- What you have to do:
Take each line containing the word "咸鸭蛋黄" and copy it.

*-*-*

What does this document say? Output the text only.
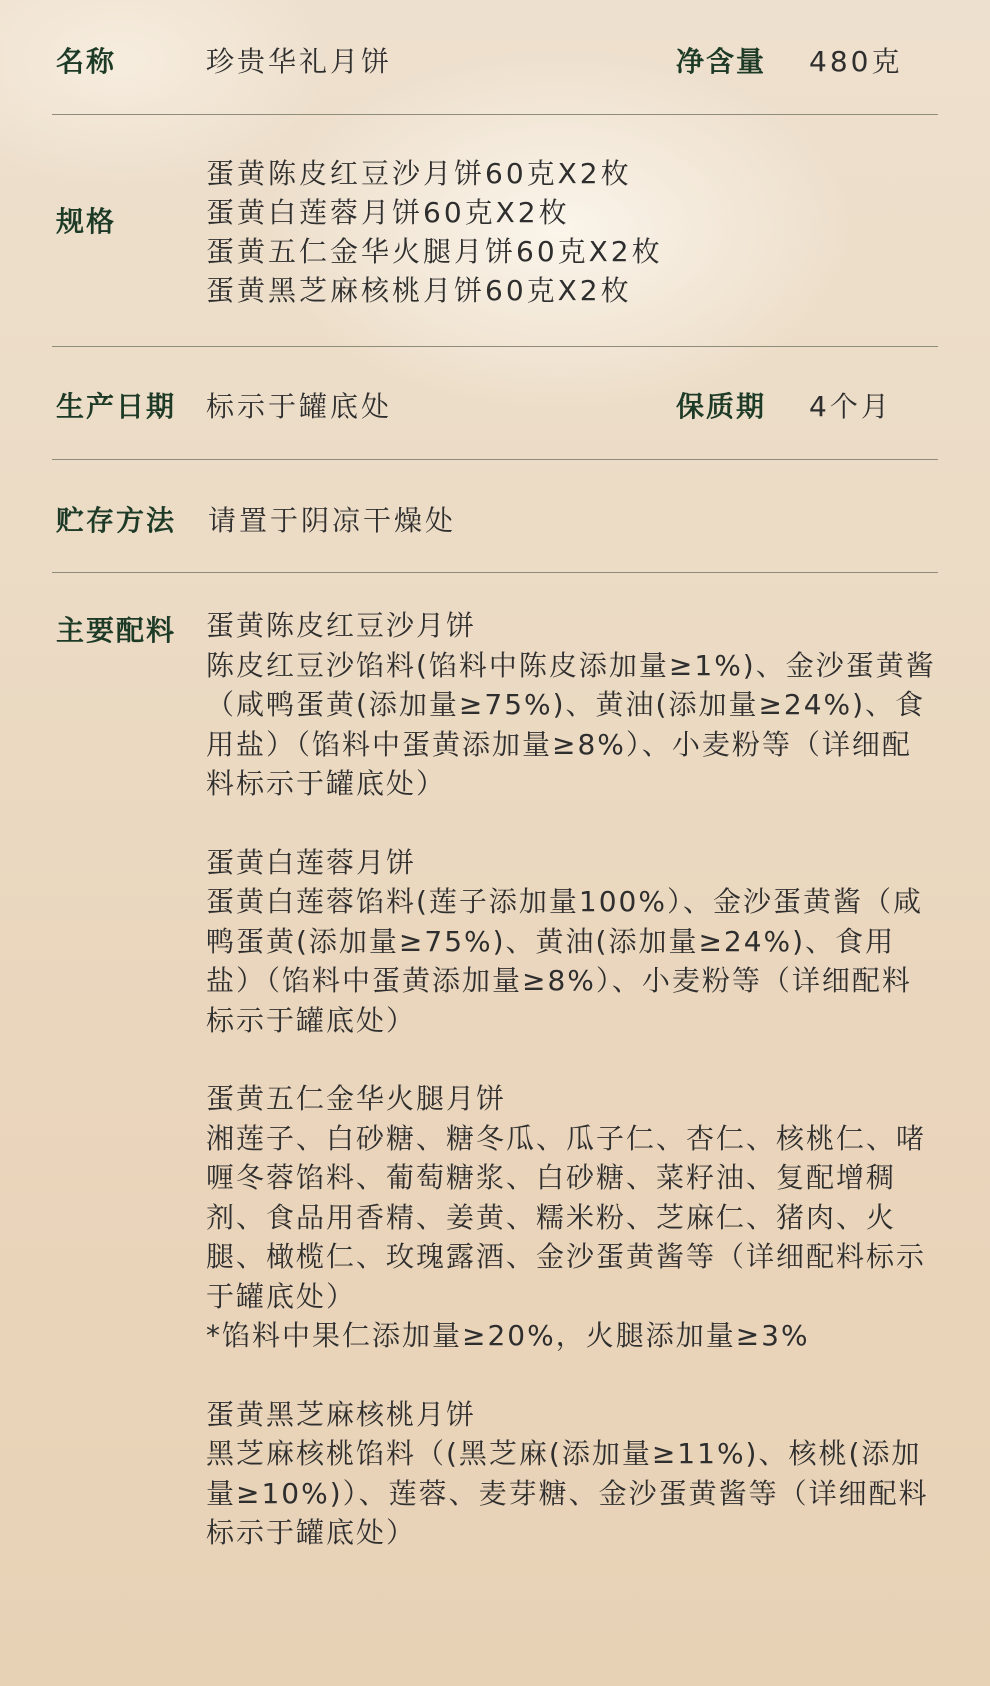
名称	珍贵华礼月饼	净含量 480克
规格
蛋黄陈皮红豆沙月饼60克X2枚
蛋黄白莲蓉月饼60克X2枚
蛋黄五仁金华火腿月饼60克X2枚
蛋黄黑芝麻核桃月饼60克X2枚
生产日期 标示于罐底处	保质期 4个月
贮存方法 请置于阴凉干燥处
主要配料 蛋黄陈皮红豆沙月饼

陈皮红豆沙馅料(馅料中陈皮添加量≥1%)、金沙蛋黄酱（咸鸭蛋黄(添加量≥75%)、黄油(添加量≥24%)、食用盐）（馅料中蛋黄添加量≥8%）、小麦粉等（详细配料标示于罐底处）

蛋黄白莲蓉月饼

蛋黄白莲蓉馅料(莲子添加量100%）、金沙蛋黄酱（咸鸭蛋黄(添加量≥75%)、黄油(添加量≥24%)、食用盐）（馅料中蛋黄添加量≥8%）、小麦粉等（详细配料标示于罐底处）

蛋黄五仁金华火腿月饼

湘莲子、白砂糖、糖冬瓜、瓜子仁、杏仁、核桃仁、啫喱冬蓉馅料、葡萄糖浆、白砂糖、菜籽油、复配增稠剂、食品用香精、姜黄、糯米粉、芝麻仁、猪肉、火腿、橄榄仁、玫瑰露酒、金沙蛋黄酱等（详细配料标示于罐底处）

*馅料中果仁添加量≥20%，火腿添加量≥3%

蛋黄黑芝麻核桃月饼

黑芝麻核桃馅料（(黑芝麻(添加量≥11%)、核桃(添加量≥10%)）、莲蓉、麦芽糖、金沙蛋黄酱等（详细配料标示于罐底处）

*-*-*

- Completed exercise:
陈皮红豆沙馅料(馅料中陈皮添加量≥1%)、金沙蛋黄酱（咸鸭蛋黄(添加量≥75%)、黄油(添加量≥24%)、食用盐）（馅料中蛋黄添加量≥8%）、小麦粉等（详细配料标示于罐底处）
蛋黄白莲蓉馅料(莲子添加量100%）、金沙蛋黄酱（咸鸭蛋黄(添加量≥75%)、黄油(添加量≥24%)、食用盐）（馅料中蛋黄添加量≥8%）、小麦粉等（详细配料标示于罐底处）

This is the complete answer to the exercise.